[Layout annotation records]
——

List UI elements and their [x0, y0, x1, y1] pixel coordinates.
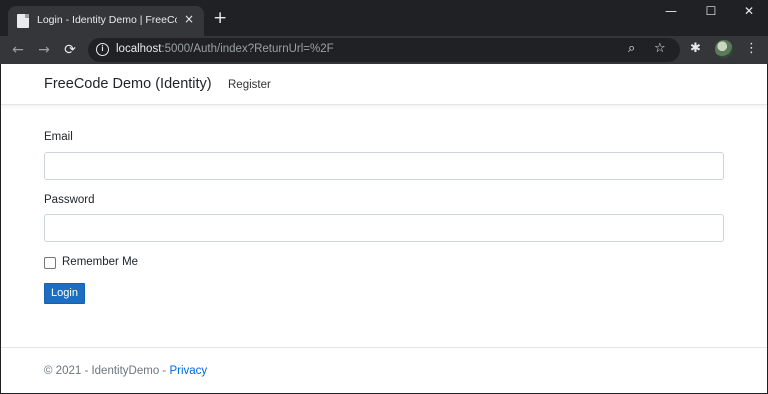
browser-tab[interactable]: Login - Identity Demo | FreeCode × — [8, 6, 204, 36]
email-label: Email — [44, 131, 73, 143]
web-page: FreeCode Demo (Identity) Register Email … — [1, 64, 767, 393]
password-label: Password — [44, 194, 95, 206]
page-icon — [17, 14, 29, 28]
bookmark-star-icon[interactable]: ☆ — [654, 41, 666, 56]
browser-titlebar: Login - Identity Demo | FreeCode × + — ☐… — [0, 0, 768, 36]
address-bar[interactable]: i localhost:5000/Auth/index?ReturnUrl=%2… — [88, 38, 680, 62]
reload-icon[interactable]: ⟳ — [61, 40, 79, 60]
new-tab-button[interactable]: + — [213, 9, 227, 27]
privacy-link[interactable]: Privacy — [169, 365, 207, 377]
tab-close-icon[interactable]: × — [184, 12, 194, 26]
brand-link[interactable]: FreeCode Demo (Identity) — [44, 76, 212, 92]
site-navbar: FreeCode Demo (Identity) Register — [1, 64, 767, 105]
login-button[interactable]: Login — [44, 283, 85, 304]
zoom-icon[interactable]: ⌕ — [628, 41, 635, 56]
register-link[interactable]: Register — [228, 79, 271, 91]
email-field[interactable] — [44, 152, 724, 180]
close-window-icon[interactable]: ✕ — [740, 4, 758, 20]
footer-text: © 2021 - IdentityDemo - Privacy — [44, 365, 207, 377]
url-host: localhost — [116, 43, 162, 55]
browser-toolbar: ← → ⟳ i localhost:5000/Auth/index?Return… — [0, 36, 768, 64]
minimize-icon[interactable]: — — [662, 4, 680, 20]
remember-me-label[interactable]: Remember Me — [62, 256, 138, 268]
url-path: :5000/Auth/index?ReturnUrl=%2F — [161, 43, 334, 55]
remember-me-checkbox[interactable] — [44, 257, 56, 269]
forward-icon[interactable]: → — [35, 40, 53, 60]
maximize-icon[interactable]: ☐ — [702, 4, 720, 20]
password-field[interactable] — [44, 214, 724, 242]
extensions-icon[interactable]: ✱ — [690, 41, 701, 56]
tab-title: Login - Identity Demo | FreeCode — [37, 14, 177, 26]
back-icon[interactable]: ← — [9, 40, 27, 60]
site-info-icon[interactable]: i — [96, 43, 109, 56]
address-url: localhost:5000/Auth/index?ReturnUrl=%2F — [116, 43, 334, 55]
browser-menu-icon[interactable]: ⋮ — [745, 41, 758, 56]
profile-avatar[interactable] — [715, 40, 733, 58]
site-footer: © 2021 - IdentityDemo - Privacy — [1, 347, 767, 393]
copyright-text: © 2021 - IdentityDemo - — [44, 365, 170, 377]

——

> WHAT NEEDS TO BE DONE: Repeat every line of the items above word for word, leaving out the pictures.

> ANSWER TO THIS TASK:
List UI elements and their [x0, y0, x1, y1] pixel coordinates.
browser-tab[interactable]: Login - Identity Demo | FreeCode × — [8, 6, 204, 36]
email-label: Email — [44, 131, 73, 143]
web-page: FreeCode Demo (Identity) Register Email … — [1, 64, 767, 393]
password-label: Password — [44, 194, 95, 206]
page-icon — [17, 14, 29, 28]
bookmark-star-icon[interactable]: ☆ — [654, 41, 666, 56]
browser-titlebar: Login - Identity Demo | FreeCode × + — ☐… — [0, 0, 768, 36]
address-bar[interactable]: i localhost:5000/Auth/index?ReturnUrl=%2… — [88, 38, 680, 62]
reload-icon[interactable]: ⟳ — [61, 40, 79, 60]
new-tab-button[interactable]: + — [213, 9, 227, 27]
privacy-link[interactable]: Privacy — [169, 365, 207, 377]
tab-close-icon[interactable]: × — [184, 12, 194, 26]
brand-link[interactable]: FreeCode Demo (Identity) — [44, 76, 212, 92]
site-navbar: FreeCode Demo (Identity) Register — [1, 64, 767, 105]
login-button[interactable]: Login — [44, 283, 85, 304]
zoom-icon[interactable]: ⌕ — [628, 41, 635, 56]
register-link[interactable]: Register — [228, 79, 271, 91]
email-field[interactable] — [44, 152, 724, 180]
close-window-icon[interactable]: ✕ — [740, 4, 758, 20]
footer-text: © 2021 - IdentityDemo - Privacy — [44, 365, 207, 377]
url-host: localhost — [116, 43, 162, 55]
browser-toolbar: ← → ⟳ i localhost:5000/Auth/index?Return… — [0, 36, 768, 64]
minimize-icon[interactable]: — — [662, 4, 680, 20]
remember-me-label[interactable]: Remember Me — [62, 256, 138, 268]
url-path: :5000/Auth/index?ReturnUrl=%2F — [161, 43, 334, 55]
remember-me-checkbox[interactable] — [44, 257, 56, 269]
forward-icon[interactable]: → — [35, 40, 53, 60]
maximize-icon[interactable]: ☐ — [702, 4, 720, 20]
password-field[interactable] — [44, 214, 724, 242]
extensions-icon[interactable]: ✱ — [690, 41, 701, 56]
tab-title: Login - Identity Demo | FreeCode — [37, 14, 177, 26]
back-icon[interactable]: ← — [9, 40, 27, 60]
site-info-icon[interactable]: i — [96, 43, 109, 56]
address-url: localhost:5000/Auth/index?ReturnUrl=%2F — [116, 43, 334, 55]
browser-menu-icon[interactable]: ⋮ — [745, 41, 758, 56]
profile-avatar[interactable] — [715, 40, 733, 58]
site-footer: © 2021 - IdentityDemo - Privacy — [1, 347, 767, 393]
copyright-text: © 2021 - IdentityDemo - — [44, 365, 170, 377]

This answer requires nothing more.